**TASK DETAILS**
Return the records in full, exactly as given.
## begin
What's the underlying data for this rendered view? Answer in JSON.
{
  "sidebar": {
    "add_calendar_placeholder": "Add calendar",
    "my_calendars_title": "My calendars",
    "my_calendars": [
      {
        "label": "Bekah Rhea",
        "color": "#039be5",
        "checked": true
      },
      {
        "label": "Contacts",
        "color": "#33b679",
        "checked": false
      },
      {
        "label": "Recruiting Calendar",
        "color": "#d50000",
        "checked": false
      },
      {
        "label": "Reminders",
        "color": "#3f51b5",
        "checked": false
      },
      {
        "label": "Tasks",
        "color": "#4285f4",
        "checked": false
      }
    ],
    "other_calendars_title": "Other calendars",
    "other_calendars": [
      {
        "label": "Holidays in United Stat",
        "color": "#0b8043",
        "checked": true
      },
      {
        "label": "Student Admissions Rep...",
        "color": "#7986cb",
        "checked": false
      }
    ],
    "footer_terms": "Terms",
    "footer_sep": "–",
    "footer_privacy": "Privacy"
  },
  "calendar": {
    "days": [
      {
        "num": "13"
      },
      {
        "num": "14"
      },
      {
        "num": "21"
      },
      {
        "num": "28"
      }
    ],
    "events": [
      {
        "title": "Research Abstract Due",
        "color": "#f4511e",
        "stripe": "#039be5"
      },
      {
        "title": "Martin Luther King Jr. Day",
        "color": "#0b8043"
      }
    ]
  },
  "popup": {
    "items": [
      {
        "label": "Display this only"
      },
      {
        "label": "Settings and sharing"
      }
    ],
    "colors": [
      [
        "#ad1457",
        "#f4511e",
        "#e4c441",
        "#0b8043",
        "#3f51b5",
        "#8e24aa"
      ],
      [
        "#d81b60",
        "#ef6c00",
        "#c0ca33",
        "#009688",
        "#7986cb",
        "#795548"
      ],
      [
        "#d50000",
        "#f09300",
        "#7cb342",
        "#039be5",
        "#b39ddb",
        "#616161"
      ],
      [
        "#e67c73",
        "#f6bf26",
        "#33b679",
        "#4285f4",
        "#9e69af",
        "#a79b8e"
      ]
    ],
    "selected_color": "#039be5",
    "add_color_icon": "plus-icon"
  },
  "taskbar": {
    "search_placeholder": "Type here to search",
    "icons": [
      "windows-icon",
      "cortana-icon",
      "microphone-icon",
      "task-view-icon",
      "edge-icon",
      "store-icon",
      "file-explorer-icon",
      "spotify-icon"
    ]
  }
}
## end
**EXERCISE RESPONSE**
What's the underlying data for this rendered view? Answer in JSON.
{
  "sidebar": {
    "add_calendar_placeholder": "Add calendar",
    "my_calendars_title": "My calendars",
    "my_calendars": [
      {
        "label": "Bekah Rhea",
        "color": "#039be5",
        "checked": true
      },
      {
        "label": "Contacts",
        "color": "#33b679",
        "checked": false
      },
      {
        "label": "Recruiting Calendar",
        "color": "#d50000",
        "checked": false
      },
      {
        "label": "Reminders",
        "color": "#3f51b5",
        "checked": false
      },
      {
        "label": "Tasks",
        "color": "#4285f4",
        "checked": false
      }
    ],
    "other_calendars_title": "Other calendars",
    "other_calendars": [
      {
        "label": "Holidays in United Stat",
        "color": "#0b8043",
        "checked": true
      },
      {
        "label": "Student Admissions Rep...",
        "color": "#7986cb",
        "checked": false
      }
    ],
    "footer_terms": "Terms",
    "footer_sep": "–",
    "footer_privacy": "Privacy"
  },
  "calendar": {
    "days": [
      {
        "num": "13"
      },
      {
        "num": "14"
      },
      {
        "num": "21"
      },
      {
        "num": "28"
      }
    ],
    "events": [
      {
        "title": "Research Abstract Due",
        "color": "#f4511e",
        "stripe": "#039be5"
      },
      {
        "title": "Martin Luther King Jr. Day",
        "color": "#0b8043"
      }
    ]
  },
  "popup": {
    "items": [
      {
        "label": "Display this only"
      },
      {
        "label": "Settings and sharing"
      }
    ],
    "colors": [
      [
        "#ad1457",
        "#f4511e",
        "#e4c441",
        "#0b8043",
        "#3f51b5",
        "#8e24aa"
      ],
      [
        "#d81b60",
        "#ef6c00",
        "#c0ca33",
        "#009688",
        "#7986cb",
        "#795548"
      ],
      [
        "#d50000",
        "#f09300",
        "#7cb342",
        "#039be5",
        "#b39ddb",
        "#616161"
      ],
      [
        "#e67c73",
        "#f6bf26",
        "#33b679",
        "#4285f4",
        "#9e69af",
        "#a79b8e"
      ]
    ],
    "selected_color": "#039be5",
    "add_color_icon": "plus-icon"
  },
  "taskbar": {
    "search_placeholder": "Type here to search",
    "icons": [
      "windows-icon",
      "cortana-icon",
      "microphone-icon",
      "task-view-icon",
      "edge-icon",
      "store-icon",
      "file-explorer-icon",
      "spotify-icon"
    ]
  }
}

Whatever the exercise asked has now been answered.